BEGIN

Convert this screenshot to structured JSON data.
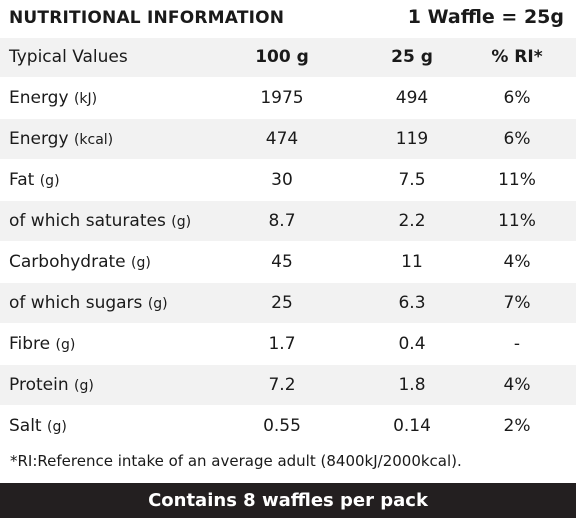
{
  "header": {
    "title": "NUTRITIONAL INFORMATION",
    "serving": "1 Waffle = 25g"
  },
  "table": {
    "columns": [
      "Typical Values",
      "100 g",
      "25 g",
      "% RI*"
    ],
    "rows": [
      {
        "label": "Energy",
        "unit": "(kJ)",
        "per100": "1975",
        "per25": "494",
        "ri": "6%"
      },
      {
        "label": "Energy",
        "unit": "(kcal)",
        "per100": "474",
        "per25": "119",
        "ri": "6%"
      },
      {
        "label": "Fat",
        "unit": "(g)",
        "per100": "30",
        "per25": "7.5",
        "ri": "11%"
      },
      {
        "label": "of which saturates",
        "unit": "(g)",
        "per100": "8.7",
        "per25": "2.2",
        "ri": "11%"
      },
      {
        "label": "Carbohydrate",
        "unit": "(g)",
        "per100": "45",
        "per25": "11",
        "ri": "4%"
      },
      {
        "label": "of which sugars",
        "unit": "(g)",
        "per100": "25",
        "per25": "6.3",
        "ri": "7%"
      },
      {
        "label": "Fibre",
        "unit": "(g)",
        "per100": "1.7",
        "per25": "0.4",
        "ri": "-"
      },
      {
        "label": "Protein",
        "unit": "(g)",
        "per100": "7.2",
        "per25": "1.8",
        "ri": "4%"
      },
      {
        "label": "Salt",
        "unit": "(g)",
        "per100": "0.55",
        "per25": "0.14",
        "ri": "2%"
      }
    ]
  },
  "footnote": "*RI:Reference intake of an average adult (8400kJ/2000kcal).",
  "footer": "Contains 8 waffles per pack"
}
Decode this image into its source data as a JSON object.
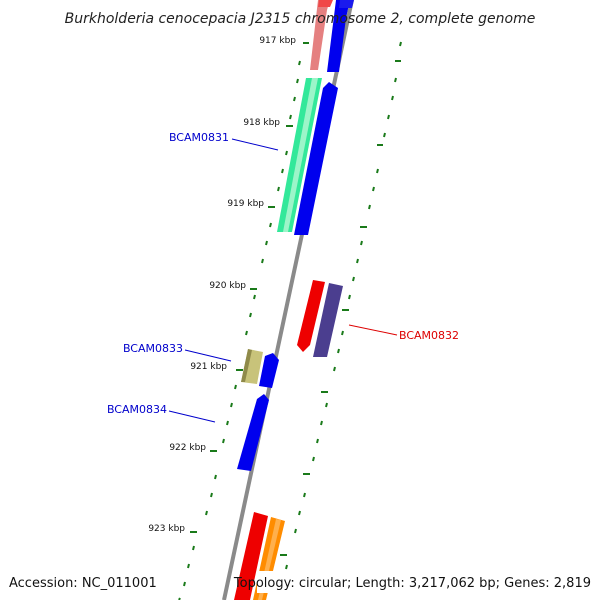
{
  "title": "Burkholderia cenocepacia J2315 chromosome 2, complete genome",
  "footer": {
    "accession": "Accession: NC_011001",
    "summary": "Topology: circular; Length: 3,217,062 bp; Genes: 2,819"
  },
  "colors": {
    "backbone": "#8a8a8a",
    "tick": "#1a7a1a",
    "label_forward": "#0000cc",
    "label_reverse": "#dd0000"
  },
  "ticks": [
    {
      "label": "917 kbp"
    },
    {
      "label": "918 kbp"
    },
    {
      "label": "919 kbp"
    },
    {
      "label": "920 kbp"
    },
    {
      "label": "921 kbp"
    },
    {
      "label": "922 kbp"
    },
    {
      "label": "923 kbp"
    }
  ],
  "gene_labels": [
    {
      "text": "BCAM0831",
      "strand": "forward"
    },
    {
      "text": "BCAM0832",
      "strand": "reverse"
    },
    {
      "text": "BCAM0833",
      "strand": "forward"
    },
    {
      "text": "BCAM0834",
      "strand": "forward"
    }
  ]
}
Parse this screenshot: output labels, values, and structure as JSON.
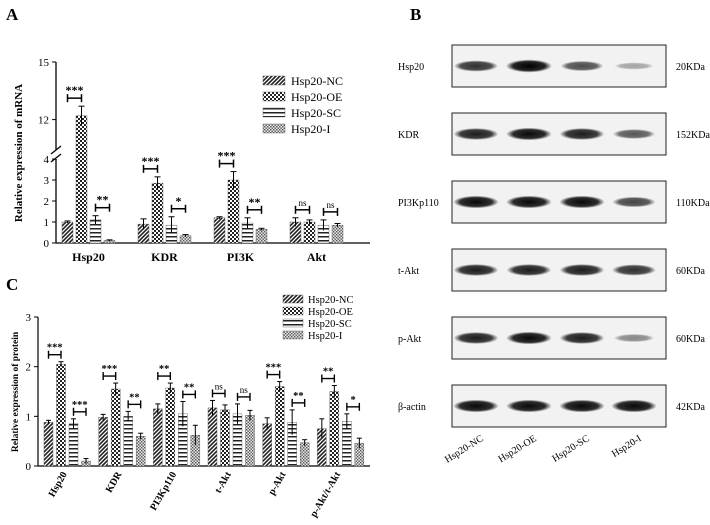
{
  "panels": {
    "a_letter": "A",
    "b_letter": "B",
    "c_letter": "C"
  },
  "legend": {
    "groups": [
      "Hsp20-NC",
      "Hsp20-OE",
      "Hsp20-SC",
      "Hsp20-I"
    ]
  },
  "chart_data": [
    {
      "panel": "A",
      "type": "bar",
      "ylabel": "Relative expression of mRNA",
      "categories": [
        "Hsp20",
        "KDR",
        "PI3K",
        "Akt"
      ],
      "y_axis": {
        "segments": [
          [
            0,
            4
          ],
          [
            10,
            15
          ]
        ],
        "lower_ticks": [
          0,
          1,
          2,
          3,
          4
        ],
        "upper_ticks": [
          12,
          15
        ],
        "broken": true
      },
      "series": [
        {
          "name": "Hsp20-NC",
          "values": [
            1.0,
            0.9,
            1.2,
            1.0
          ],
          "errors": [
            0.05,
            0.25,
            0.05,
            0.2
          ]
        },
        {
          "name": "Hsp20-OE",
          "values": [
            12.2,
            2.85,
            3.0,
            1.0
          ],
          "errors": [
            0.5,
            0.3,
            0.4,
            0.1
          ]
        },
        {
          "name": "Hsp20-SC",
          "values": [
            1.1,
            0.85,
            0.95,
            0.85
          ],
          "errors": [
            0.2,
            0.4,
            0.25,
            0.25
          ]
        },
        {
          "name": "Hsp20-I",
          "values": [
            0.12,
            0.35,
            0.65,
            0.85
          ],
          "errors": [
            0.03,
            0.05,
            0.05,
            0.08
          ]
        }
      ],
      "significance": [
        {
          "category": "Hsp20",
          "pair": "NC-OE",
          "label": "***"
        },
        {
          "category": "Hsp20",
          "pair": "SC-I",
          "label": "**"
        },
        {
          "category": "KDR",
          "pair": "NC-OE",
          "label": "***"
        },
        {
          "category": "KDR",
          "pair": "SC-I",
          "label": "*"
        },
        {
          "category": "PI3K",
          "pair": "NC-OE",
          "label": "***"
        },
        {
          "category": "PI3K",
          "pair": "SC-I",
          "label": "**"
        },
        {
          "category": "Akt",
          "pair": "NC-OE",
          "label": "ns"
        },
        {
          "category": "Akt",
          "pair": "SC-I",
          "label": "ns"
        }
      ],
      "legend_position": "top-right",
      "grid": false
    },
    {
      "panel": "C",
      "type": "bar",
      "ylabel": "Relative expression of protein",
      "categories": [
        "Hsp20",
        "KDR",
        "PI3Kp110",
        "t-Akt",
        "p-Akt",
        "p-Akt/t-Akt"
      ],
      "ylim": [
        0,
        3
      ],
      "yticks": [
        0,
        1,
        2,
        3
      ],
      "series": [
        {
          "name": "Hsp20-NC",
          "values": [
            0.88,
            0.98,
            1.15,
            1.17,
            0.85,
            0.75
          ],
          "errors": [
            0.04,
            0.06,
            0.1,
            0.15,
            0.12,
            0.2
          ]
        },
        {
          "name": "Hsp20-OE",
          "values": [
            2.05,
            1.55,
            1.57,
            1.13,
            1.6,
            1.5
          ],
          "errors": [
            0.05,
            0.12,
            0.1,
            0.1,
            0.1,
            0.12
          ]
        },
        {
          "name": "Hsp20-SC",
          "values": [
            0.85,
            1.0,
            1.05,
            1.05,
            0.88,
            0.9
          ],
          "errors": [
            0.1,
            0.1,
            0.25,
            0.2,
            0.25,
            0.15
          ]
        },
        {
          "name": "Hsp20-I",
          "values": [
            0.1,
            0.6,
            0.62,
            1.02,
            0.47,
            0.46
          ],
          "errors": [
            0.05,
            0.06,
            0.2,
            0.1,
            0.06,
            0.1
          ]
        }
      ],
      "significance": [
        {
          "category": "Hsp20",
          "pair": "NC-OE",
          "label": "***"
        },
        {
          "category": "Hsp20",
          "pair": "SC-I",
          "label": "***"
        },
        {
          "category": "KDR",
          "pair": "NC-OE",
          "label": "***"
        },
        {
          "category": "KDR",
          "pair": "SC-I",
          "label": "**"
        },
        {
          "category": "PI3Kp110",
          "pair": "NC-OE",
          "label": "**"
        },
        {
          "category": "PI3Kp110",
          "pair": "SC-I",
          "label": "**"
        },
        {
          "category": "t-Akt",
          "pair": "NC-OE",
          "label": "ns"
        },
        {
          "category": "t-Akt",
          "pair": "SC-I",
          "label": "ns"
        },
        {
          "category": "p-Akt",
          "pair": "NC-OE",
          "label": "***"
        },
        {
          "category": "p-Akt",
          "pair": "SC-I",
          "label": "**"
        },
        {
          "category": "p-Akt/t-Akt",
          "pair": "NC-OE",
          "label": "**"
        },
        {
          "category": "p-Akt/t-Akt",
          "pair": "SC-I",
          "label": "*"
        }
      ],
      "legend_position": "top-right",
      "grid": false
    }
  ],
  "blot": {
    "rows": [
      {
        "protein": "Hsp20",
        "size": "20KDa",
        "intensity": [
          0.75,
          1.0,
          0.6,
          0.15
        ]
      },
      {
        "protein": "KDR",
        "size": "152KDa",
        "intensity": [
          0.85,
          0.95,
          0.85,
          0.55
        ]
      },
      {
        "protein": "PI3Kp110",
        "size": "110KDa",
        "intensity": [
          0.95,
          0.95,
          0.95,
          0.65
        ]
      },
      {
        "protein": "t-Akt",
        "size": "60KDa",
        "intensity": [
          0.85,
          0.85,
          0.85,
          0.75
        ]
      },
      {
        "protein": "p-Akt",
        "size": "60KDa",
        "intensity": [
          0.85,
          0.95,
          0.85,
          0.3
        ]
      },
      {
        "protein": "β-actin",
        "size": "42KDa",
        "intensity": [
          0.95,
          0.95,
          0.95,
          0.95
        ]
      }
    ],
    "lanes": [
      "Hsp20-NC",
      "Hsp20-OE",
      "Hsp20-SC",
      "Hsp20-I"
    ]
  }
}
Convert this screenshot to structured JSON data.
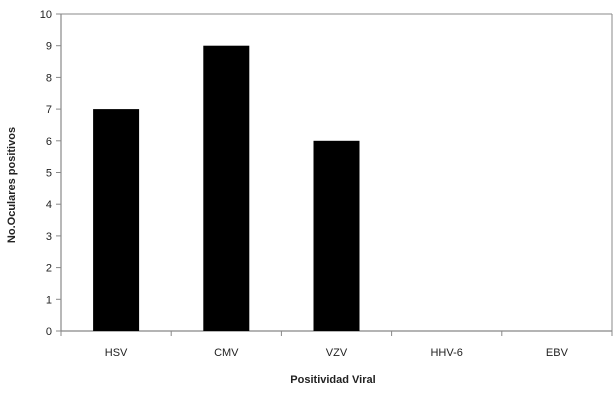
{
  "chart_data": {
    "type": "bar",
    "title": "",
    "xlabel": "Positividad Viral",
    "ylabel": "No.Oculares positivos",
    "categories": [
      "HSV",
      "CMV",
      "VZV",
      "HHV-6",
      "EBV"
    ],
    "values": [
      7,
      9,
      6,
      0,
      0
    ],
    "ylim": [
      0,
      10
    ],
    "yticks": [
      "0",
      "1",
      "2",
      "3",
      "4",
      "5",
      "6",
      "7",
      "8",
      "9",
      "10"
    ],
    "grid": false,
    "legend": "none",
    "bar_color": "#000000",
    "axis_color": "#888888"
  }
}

END
BEGIN

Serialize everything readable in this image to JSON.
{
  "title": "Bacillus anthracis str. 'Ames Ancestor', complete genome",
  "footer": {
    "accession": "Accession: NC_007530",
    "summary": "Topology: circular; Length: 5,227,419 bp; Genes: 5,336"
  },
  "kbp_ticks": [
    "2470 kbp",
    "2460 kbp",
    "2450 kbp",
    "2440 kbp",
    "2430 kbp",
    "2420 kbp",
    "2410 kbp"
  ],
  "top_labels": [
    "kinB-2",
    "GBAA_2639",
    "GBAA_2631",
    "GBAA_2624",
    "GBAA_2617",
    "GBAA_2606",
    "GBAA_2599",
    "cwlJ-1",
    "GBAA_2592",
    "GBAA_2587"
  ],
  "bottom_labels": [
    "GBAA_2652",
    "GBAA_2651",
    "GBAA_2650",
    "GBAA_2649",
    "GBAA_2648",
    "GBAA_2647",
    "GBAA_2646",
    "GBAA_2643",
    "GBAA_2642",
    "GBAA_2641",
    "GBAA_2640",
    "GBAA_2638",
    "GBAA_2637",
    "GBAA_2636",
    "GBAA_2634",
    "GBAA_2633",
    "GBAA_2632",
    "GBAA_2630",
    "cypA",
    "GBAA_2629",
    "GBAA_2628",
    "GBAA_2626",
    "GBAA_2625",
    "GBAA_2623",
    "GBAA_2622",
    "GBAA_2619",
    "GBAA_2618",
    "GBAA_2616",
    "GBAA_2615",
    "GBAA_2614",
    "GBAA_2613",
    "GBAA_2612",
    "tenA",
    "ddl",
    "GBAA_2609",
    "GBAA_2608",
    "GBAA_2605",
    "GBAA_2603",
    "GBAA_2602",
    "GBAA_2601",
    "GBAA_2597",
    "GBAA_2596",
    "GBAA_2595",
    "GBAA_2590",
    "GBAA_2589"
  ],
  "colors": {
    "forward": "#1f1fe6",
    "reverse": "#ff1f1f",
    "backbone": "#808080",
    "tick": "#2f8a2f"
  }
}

END

■ **Assigned task**: When a line contains the string "summary", copy it from the records.

■ **Answer to this problem**:
    "summary": "Topology: circular; Length: 3,217,062 bp; Genes: 2,819"
    "summary": "Topology: circular; Length: 5,227,419 bp; Genes: 5,336"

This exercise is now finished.